**Records from a dataset:**
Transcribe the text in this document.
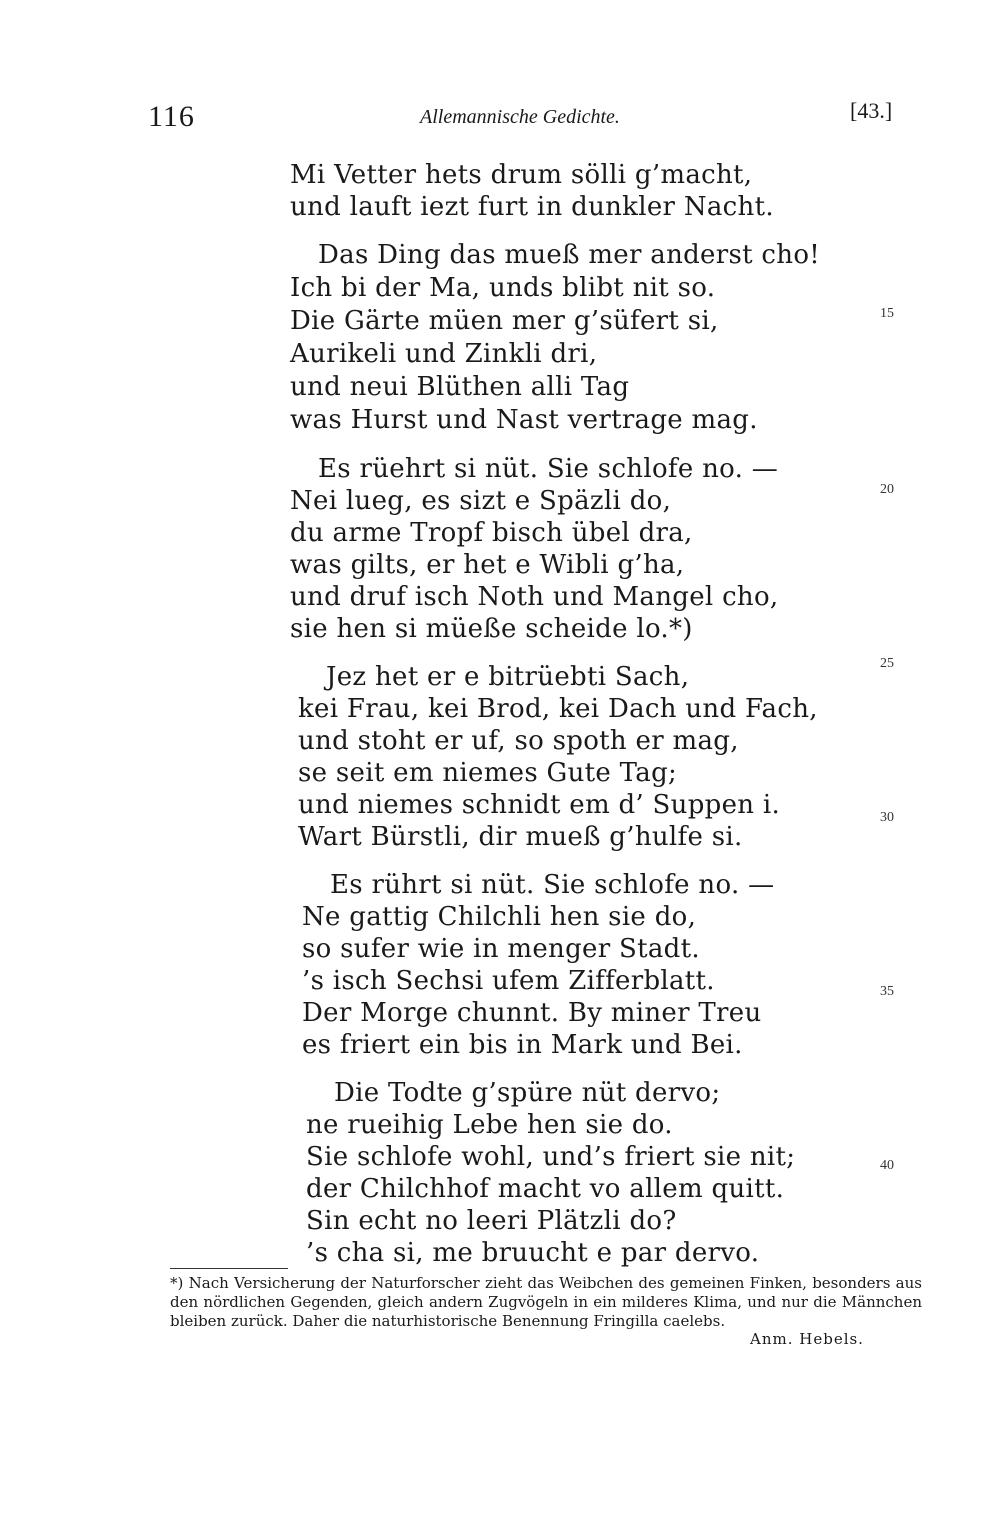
116	Allemannische Gedichte.	[43.]
Mi Vetter hets drum sölli g’macht,
und lauft iezt furt in dunkler Nacht.
Das Ding das mueß mer anderst cho!
Ich bi der Ma, unds blibt nit so.
Die Gärte müen mer g’süfert si,
Aurikeli und Zinkli dri,
und neui Blüthen alli Tag
was Hurst und Nast vertrage mag.
Es rüehrt si nüt. Sie schlofe no. —
Nei lueg, es sizt e Späzli do,
du arme Tropf bisch übel dra,
was gilts, er het e Wibli g’ha,
und druf isch Noth und Mangel cho,
sie hen si müeße scheide lo.*)
Jez het er e bitrüebti Sach,
kei Frau, kei Brod, kei Dach und Fach,
und stoht er uf, so spoth er mag,
se seit em niemes Gute Tag;
und niemes schnidt em d’ Suppen i.
Wart Bürstli, dir mueß g’hulfe si.
Es rührt si nüt. Sie schlofe no. —
Ne gattig Chilchli hen sie do,
so sufer wie in menger Stadt.
’s isch Sechsi ufem Zifferblatt.
Der Morge chunnt. By miner Treu
es friert ein bis in Mark und Bei.
Die Todte g’spüre nüt dervo;
ne rueihig Lebe hen sie do.
Sie schlofe wohl, und’s friert sie nit;
der Chilchhof macht vo allem quitt.
Sin echt no leeri Plätzli do?
’s cha si, me bruucht e par dervo.
15
20
25
30
35
40
*) Nach Versicherung der Naturforscher zieht das Weibchen des gemeinen Finken, besonders aus den nördlichen Gegenden, gleich andern Zugvögeln in ein milderes Klima, und nur die Männchen bleiben zurück. Daher die naturhistorische Benennung Fringilla caelebs.
Anm. Hebels.
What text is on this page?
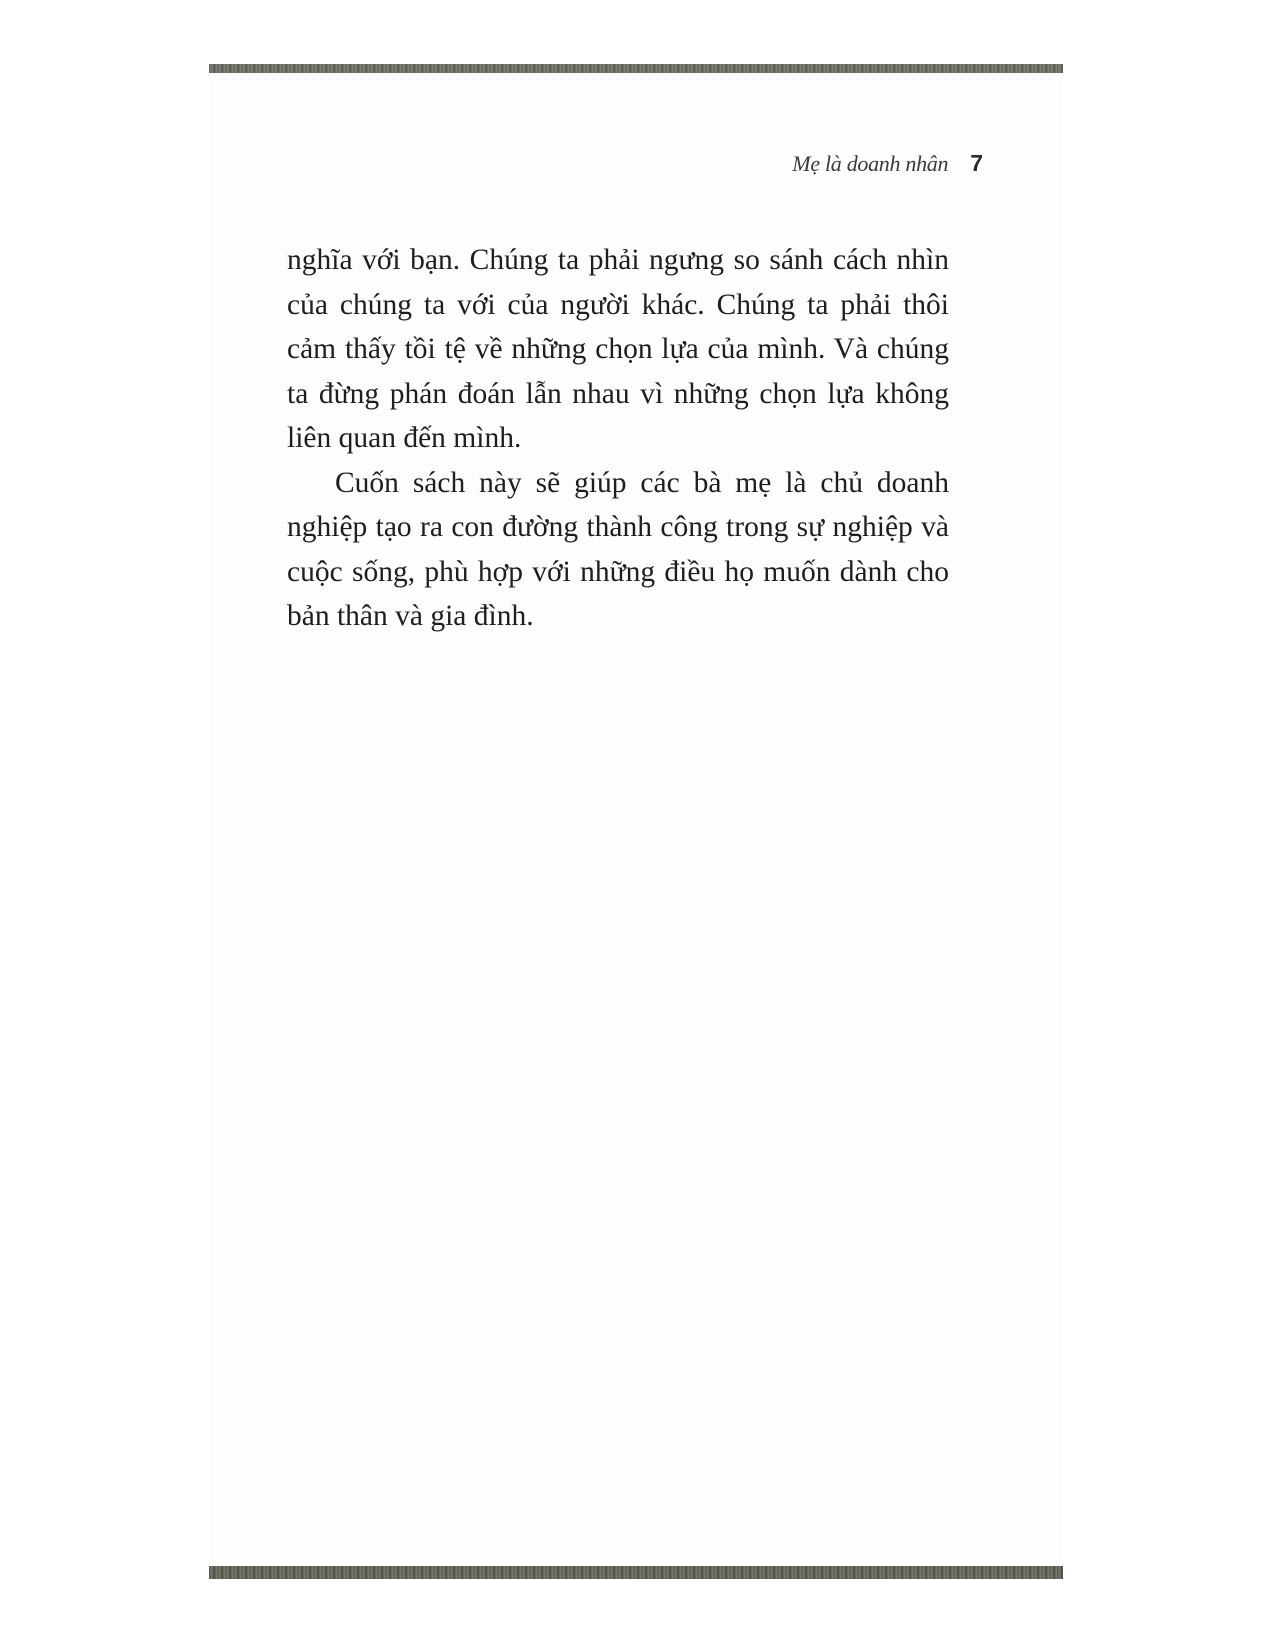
Mẹ là doanh nhân 7

nghĩa với bạn. Chúng ta phải ngưng so sánh cách nhìn của chúng ta với của người khác. Chúng ta phải thôi cảm thấy tồi tệ về những chọn lựa của mình. Và chúng ta đừng phán đoán lẫn nhau vì những chọn lựa không liên quan đến mình.

Cuốn sách này sẽ giúp các bà mẹ là chủ doanh nghiệp tạo ra con đường thành công trong sự nghiệp và cuộc sống, phù hợp với những điều họ muốn dành cho bản thân và gia đình.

**Prompt:** Above are records with pictures; repeat the records exactly and leave the pictures out.

**Solved problem:**
Transcribe the text in this document.
116	Allemannische Gedichte.	[43.]
Mi Vetter hets drum sölli g’macht,
und lauft iezt furt in dunkler Nacht.
Das Ding das mueß mer anderst cho!
Ich bi der Ma, unds blibt nit so.
Die Gärte müen mer g’süfert si,
Aurikeli und Zinkli dri,
und neui Blüthen alli Tag
was Hurst und Nast vertrage mag.
Es rüehrt si nüt. Sie schlofe no. —
Nei lueg, es sizt e Späzli do,
du arme Tropf bisch übel dra,
was gilts, er het e Wibli g’ha,
und druf isch Noth und Mangel cho,
sie hen si müeße scheide lo.*)
Jez het er e bitrüebti Sach,
kei Frau, kei Brod, kei Dach und Fach,
und stoht er uf, so spoth er mag,
se seit em niemes Gute Tag;
und niemes schnidt em d’ Suppen i.
Wart Bürstli, dir mueß g’hulfe si.
Es rührt si nüt. Sie schlofe no. —
Ne gattig Chilchli hen sie do,
so sufer wie in menger Stadt.
’s isch Sechsi ufem Zifferblatt.
Der Morge chunnt. By miner Treu
es friert ein bis in Mark und Bei.
Die Todte g’spüre nüt dervo;
ne rueihig Lebe hen sie do.
Sie schlofe wohl, und’s friert sie nit;
der Chilchhof macht vo allem quitt.
Sin echt no leeri Plätzli do?
’s cha si, me bruucht e par dervo.
15
20
25
30
35
40
*) Nach Versicherung der Naturforscher zieht das Weibchen des gemeinen Finken, besonders aus den nördlichen Gegenden, gleich andern Zugvögeln in ein milderes Klima, und nur die Männchen bleiben zurück. Daher die naturhistorische Benennung Fringilla caelebs.
Anm. Hebels.
What text is on this page?
Mẹ là doanh nhân 7

nghĩa với bạn. Chúng ta phải ngưng so sánh cách nhìn của chúng ta với của người khác. Chúng ta phải thôi cảm thấy tồi tệ về những chọn lựa của mình. Và chúng ta đừng phán đoán lẫn nhau vì những chọn lựa không liên quan đến mình.

Cuốn sách này sẽ giúp các bà mẹ là chủ doanh nghiệp tạo ra con đường thành công trong sự nghiệp và cuộc sống, phù hợp với những điều họ muốn dành cho bản thân và gia đình.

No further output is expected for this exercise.